Pull out from the material below all lines with "bottom".

╭─ EXERCISE MATERIAL

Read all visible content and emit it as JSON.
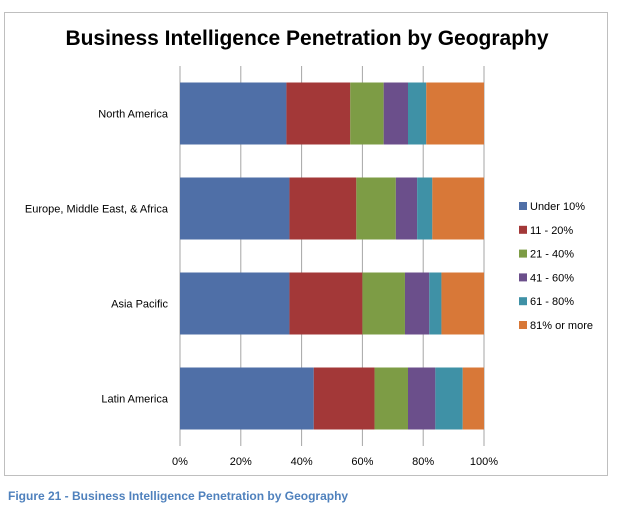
{
  "caption": "Figure 21 - Business Intelligence Penetration by Geography",
  "chart_data": {
    "type": "bar",
    "orientation": "horizontal",
    "stacked": "percent",
    "title": "Business Intelligence Penetration by Geography",
    "categories": [
      "North America",
      "Europe, Middle East, & Africa",
      "Asia Pacific",
      "Latin America"
    ],
    "series": [
      {
        "name": "Under 10%",
        "color": "#4f6fa7",
        "values": [
          35,
          36,
          36,
          44
        ]
      },
      {
        "name": "11 - 20%",
        "color": "#a33838",
        "values": [
          21,
          22,
          24,
          20
        ]
      },
      {
        "name": " 21 - 40%",
        "color": "#7d9c45",
        "values": [
          11,
          13,
          14,
          11
        ]
      },
      {
        "name": "41 - 60%",
        "color": "#6b4f8b",
        "values": [
          8,
          7,
          8,
          9
        ]
      },
      {
        "name": "61 - 80%",
        "color": "#3f91a6",
        "values": [
          6,
          5,
          4,
          9
        ]
      },
      {
        "name": "81% or more",
        "color": "#d87838",
        "values": [
          19,
          17,
          14,
          7
        ]
      }
    ],
    "x_ticks": [
      "0%",
      "20%",
      "40%",
      "60%",
      "80%",
      "100%"
    ],
    "xlim": [
      0,
      100
    ],
    "grid": true,
    "legend_position": "right"
  }
}
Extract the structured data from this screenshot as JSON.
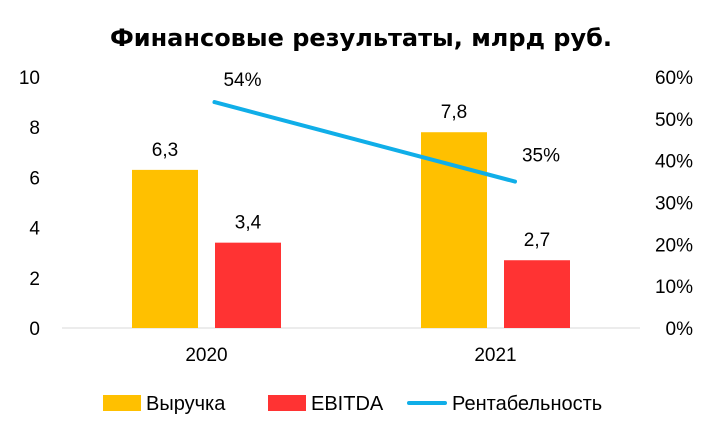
{
  "chart_data": {
    "type": "bar",
    "title": "Финансовые результаты, млрд руб.",
    "categories": [
      "2020",
      "2021"
    ],
    "series": [
      {
        "name": "Выручка",
        "kind": "bar",
        "axis": "left",
        "color": "#FFC000",
        "values": [
          6.3,
          7.8
        ],
        "labels": [
          "6,3",
          "7,8"
        ]
      },
      {
        "name": "EBITDA",
        "kind": "bar",
        "axis": "left",
        "color": "#FF3333",
        "values": [
          3.4,
          2.7
        ],
        "labels": [
          "3,4",
          "2,7"
        ]
      },
      {
        "name": "Рентабельность",
        "kind": "line",
        "axis": "right",
        "color": "#10AEE8",
        "values": [
          54,
          35
        ],
        "labels": [
          "54%",
          "35%"
        ]
      }
    ],
    "y_left": {
      "min": 0,
      "max": 10,
      "ticks": [
        "0",
        "2",
        "4",
        "6",
        "8",
        "10"
      ]
    },
    "y_right": {
      "min": 0,
      "max": 60,
      "ticks": [
        "0%",
        "10%",
        "20%",
        "30%",
        "40%",
        "50%",
        "60%"
      ]
    },
    "grid": false,
    "legend_position": "bottom"
  }
}
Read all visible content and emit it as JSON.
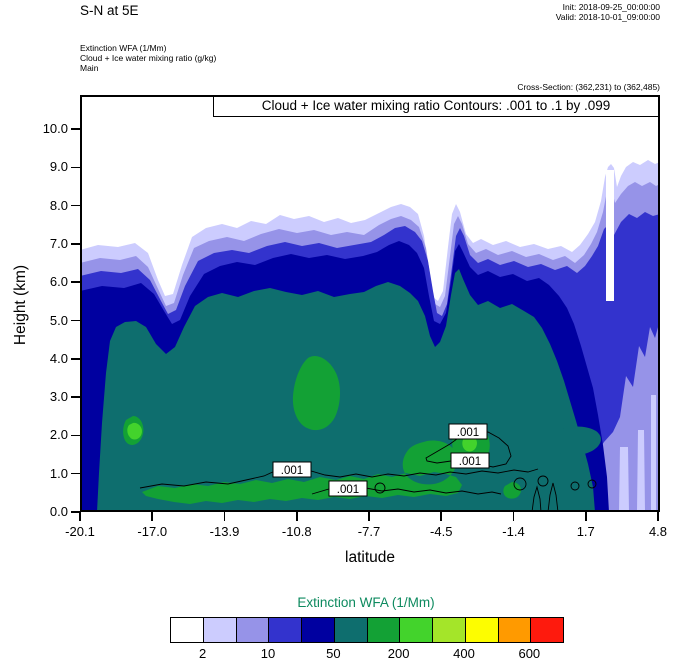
{
  "header": {
    "title": "S-N at 5E",
    "init_line": "Init: 2018-09-25_00:00:00",
    "valid_line": "Valid: 2018-10-01_09:00:00",
    "field_lines": [
      "Extinction WFA  (1/Mm)",
      "Cloud + Ice water mixing ratio   (g/kg)",
      "Main"
    ],
    "cross_section_line": "Cross-Section: (362,231) to (362,485)"
  },
  "plot": {
    "contour_info": "Cloud + Ice water mixing ratio Contours: .001 to .1 by .099",
    "xlabel": "latitude",
    "ylabel": "Height (km)",
    "y_ticks": [
      "0.0",
      "1.0",
      "2.0",
      "3.0",
      "4.0",
      "5.0",
      "6.0",
      "7.0",
      "8.0",
      "9.0",
      "10.0"
    ],
    "x_ticks": [
      "-20.1",
      "-17.0",
      "-13.9",
      "-10.8",
      "-7.7",
      "-4.5",
      "-1.4",
      "1.7",
      "4.8"
    ],
    "contour_labels": [
      ".001",
      ".001",
      ".001",
      ".001"
    ]
  },
  "legend": {
    "title": "Extinction WFA  (1/Mm)",
    "title_color": "#0d8a5f",
    "tick_labels": [
      "2",
      "10",
      "50",
      "200",
      "400",
      "600"
    ],
    "colors": [
      "#ffffff",
      "#ccccfe",
      "#9693e8",
      "#3333cd",
      "#0000a0",
      "#0e6e6e",
      "#13a135",
      "#43d32c",
      "#a4e529",
      "#fdfd00",
      "#ff9a00",
      "#fe1a0d"
    ]
  },
  "chart_data": {
    "type": "heatmap",
    "subtype": "vertical_cross_section_filled_contours",
    "title": "S-N at 5E",
    "init_time": "2018-09-25_00:00:00",
    "valid_time": "2018-10-01_09:00:00",
    "cross_section_gridpoints": "(362,231) to (362,485)",
    "xlabel": "latitude",
    "ylabel": "Height (km)",
    "xlim": [
      -20.1,
      4.8
    ],
    "ylim": [
      0,
      10.9
    ],
    "x_ticks": [
      -20.1,
      -17.0,
      -13.9,
      -10.8,
      -7.7,
      -4.5,
      -1.4,
      1.7,
      4.8
    ],
    "y_ticks": [
      0,
      1,
      2,
      3,
      4,
      5,
      6,
      7,
      8,
      9,
      10
    ],
    "grid": false,
    "legend_position": "bottom",
    "shaded_field": {
      "name": "Extinction WFA",
      "units": "1/Mm",
      "color_levels": [
        2,
        5,
        10,
        20,
        50,
        100,
        200,
        300,
        400,
        500,
        600
      ],
      "labeled_levels": [
        2,
        10,
        50,
        200,
        400,
        600
      ],
      "max_shaded_level_in_view": 200,
      "aerosol_layer_top_km": {
        "latitude": [
          -20.1,
          -18.5,
          -16.3,
          -14.5,
          -12.4,
          -10.3,
          -8.2,
          -6.2,
          -5.2,
          -4.6,
          -3.4,
          -1.4,
          0.6,
          2.7,
          4.8
        ],
        "top_of_2_per_Mm": [
          6.8,
          6.9,
          5.7,
          7.4,
          7.5,
          7.6,
          7.5,
          7.9,
          5.5,
          8.0,
          7.3,
          7.0,
          7.2,
          7.4,
          9.1
        ],
        "top_of_50_per_Mm": [
          4.8,
          4.9,
          4.2,
          5.5,
          5.6,
          5.8,
          5.6,
          5.9,
          4.4,
          6.3,
          5.3,
          4.4,
          3.0,
          1.2,
          0.0
        ]
      },
      "notes": "Extinction above 100 1/Mm in cores near 4 km around lat -11, below 1 km between lat -17 and -5, and near 1-2 km around lat -3.5; layer thins toward lat 4.8 with shallow light shading on the right edge up to ~9 km."
    },
    "contour_field": {
      "name": "Cloud + Ice water mixing ratio",
      "units": "g/kg",
      "contour_start": 0.001,
      "contour_end": 0.1,
      "contour_interval": 0.099,
      "visible_contour_labels": [
        0.001,
        0.001,
        0.001,
        0.001
      ],
      "notes": "0.001 g/kg cloud contours confined below ~2 km between lat -14 and -3"
    }
  }
}
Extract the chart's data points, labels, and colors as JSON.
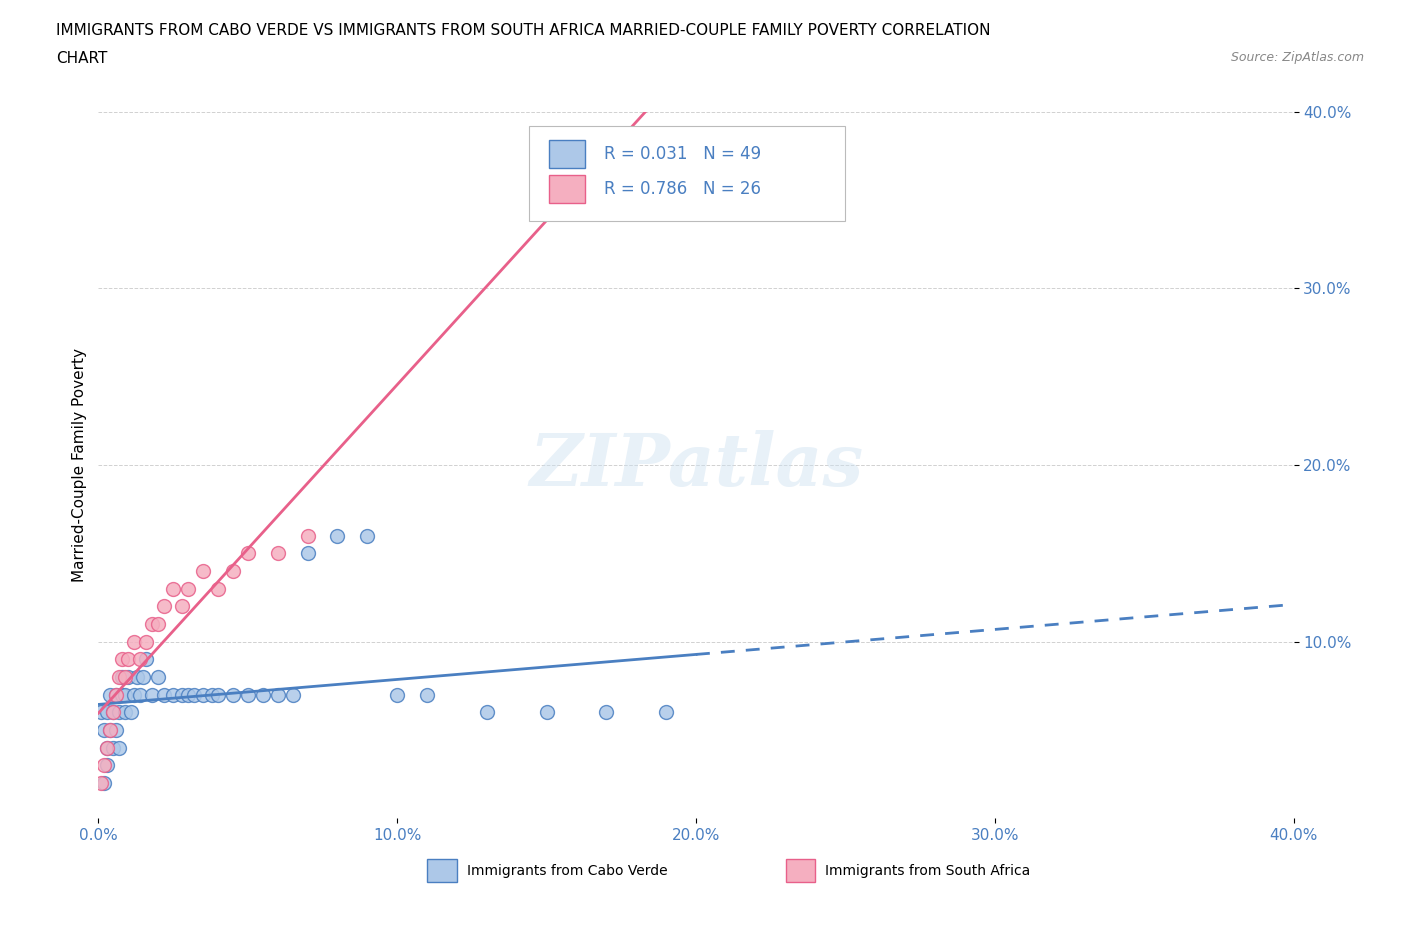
{
  "title_line1": "IMMIGRANTS FROM CABO VERDE VS IMMIGRANTS FROM SOUTH AFRICA MARRIED-COUPLE FAMILY POVERTY CORRELATION",
  "title_line2": "CHART",
  "source": "Source: ZipAtlas.com",
  "ylabel": "Married-Couple Family Poverty",
  "xlim": [
    0.0,
    0.4
  ],
  "ylim": [
    0.0,
    0.4
  ],
  "xtick_labels": [
    "0.0%",
    "10.0%",
    "20.0%",
    "30.0%",
    "40.0%"
  ],
  "xtick_values": [
    0.0,
    0.1,
    0.2,
    0.3,
    0.4
  ],
  "ytick_labels": [
    "10.0%",
    "20.0%",
    "30.0%",
    "40.0%"
  ],
  "ytick_values": [
    0.1,
    0.2,
    0.3,
    0.4
  ],
  "color_cabo_verde": "#adc8e8",
  "color_south_africa": "#f5afc0",
  "line_color_cabo_verde": "#4a7fc1",
  "line_color_south_africa": "#e8608a",
  "R_cabo_verde": 0.031,
  "N_cabo_verde": 49,
  "R_south_africa": 0.786,
  "N_south_africa": 26,
  "watermark": "ZIPatlas",
  "legend_label_1": "Immigrants from Cabo Verde",
  "legend_label_2": "Immigrants from South Africa",
  "cabo_verde_x": [
    0.001,
    0.002,
    0.003,
    0.003,
    0.004,
    0.004,
    0.005,
    0.005,
    0.006,
    0.006,
    0.007,
    0.007,
    0.008,
    0.008,
    0.009,
    0.009,
    0.01,
    0.011,
    0.012,
    0.013,
    0.014,
    0.015,
    0.016,
    0.018,
    0.02,
    0.022,
    0.025,
    0.028,
    0.03,
    0.032,
    0.035,
    0.038,
    0.04,
    0.045,
    0.05,
    0.055,
    0.06,
    0.065,
    0.07,
    0.08,
    0.09,
    0.1,
    0.11,
    0.13,
    0.15,
    0.17,
    0.19,
    0.003,
    0.002
  ],
  "cabo_verde_y": [
    0.06,
    0.05,
    0.04,
    0.06,
    0.05,
    0.07,
    0.04,
    0.06,
    0.05,
    0.07,
    0.04,
    0.06,
    0.07,
    0.08,
    0.06,
    0.07,
    0.08,
    0.06,
    0.07,
    0.08,
    0.07,
    0.08,
    0.09,
    0.07,
    0.08,
    0.07,
    0.07,
    0.07,
    0.07,
    0.07,
    0.07,
    0.07,
    0.07,
    0.07,
    0.07,
    0.07,
    0.07,
    0.07,
    0.15,
    0.16,
    0.16,
    0.07,
    0.07,
    0.06,
    0.06,
    0.06,
    0.06,
    0.03,
    0.02
  ],
  "south_africa_x": [
    0.001,
    0.002,
    0.003,
    0.004,
    0.005,
    0.006,
    0.007,
    0.008,
    0.009,
    0.01,
    0.012,
    0.014,
    0.016,
    0.018,
    0.02,
    0.022,
    0.025,
    0.028,
    0.03,
    0.035,
    0.04,
    0.045,
    0.05,
    0.06,
    0.07,
    0.16
  ],
  "south_africa_y": [
    0.02,
    0.03,
    0.04,
    0.05,
    0.06,
    0.07,
    0.08,
    0.09,
    0.08,
    0.09,
    0.1,
    0.09,
    0.1,
    0.11,
    0.11,
    0.12,
    0.13,
    0.12,
    0.13,
    0.14,
    0.13,
    0.14,
    0.15,
    0.15,
    0.16,
    0.36
  ],
  "cv_line_solid_end": 0.2,
  "cv_line_dash_start": 0.2,
  "cv_line_end": 0.4
}
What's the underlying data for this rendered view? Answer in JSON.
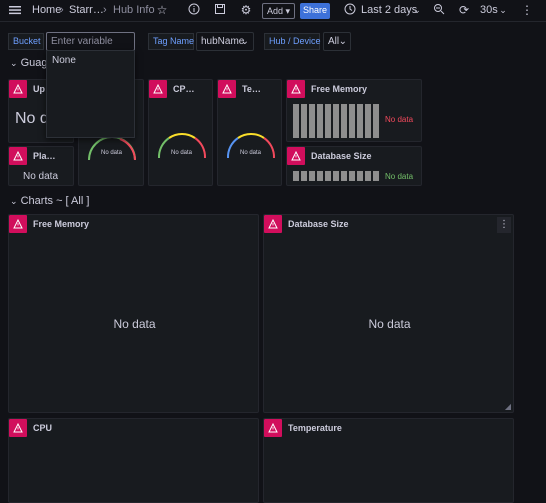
{
  "topbar": {
    "home": "Home",
    "crumb2": "Starr…",
    "crumb3": "Hub Info",
    "add_label": "Add",
    "share_label": "Share",
    "timerange": "Last 2 days",
    "refresh": "30s"
  },
  "variables": {
    "bucket_label": "Bucket",
    "bucket_placeholder": "Enter variable value",
    "tagname_label": "Tag Name",
    "tagname_value": "hubName",
    "hub_label": "Hub / Device",
    "hub_value": "All"
  },
  "dropdown": {
    "option": "None"
  },
  "rows": {
    "gauges": "Guag",
    "charts": "Charts ~ [ All ]"
  },
  "panels": {
    "uptime": {
      "title": "Up…",
      "nodata": "No da"
    },
    "platform": {
      "title": "Pla…",
      "nodata": "No data"
    },
    "gauge1": {
      "nodata": "No data"
    },
    "cpu_gauge": {
      "title": "CP…",
      "nodata": "No data"
    },
    "temp_gauge": {
      "title": "Te…",
      "nodata": "No data"
    },
    "free_memory_small": {
      "title": "Free Memory",
      "nodata": "No data"
    },
    "db_size_small": {
      "title": "Database Size",
      "nodata": "No data"
    },
    "free_memory_chart": {
      "title": "Free Memory",
      "nodata": "No data"
    },
    "db_size_chart": {
      "title": "Database Size",
      "nodata": "No data"
    },
    "cpu_chart": {
      "title": "CPU"
    },
    "temp_chart": {
      "title": "Temperature"
    }
  },
  "colors": {
    "alert": "#d10e5c",
    "share": "#3d71d9",
    "nodata_red": "#f2495c",
    "nodata_green": "#73bf69"
  }
}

╰─

> [RESPONSE]:
    "legend_position": "bottom"
    "legend_position": "bottom",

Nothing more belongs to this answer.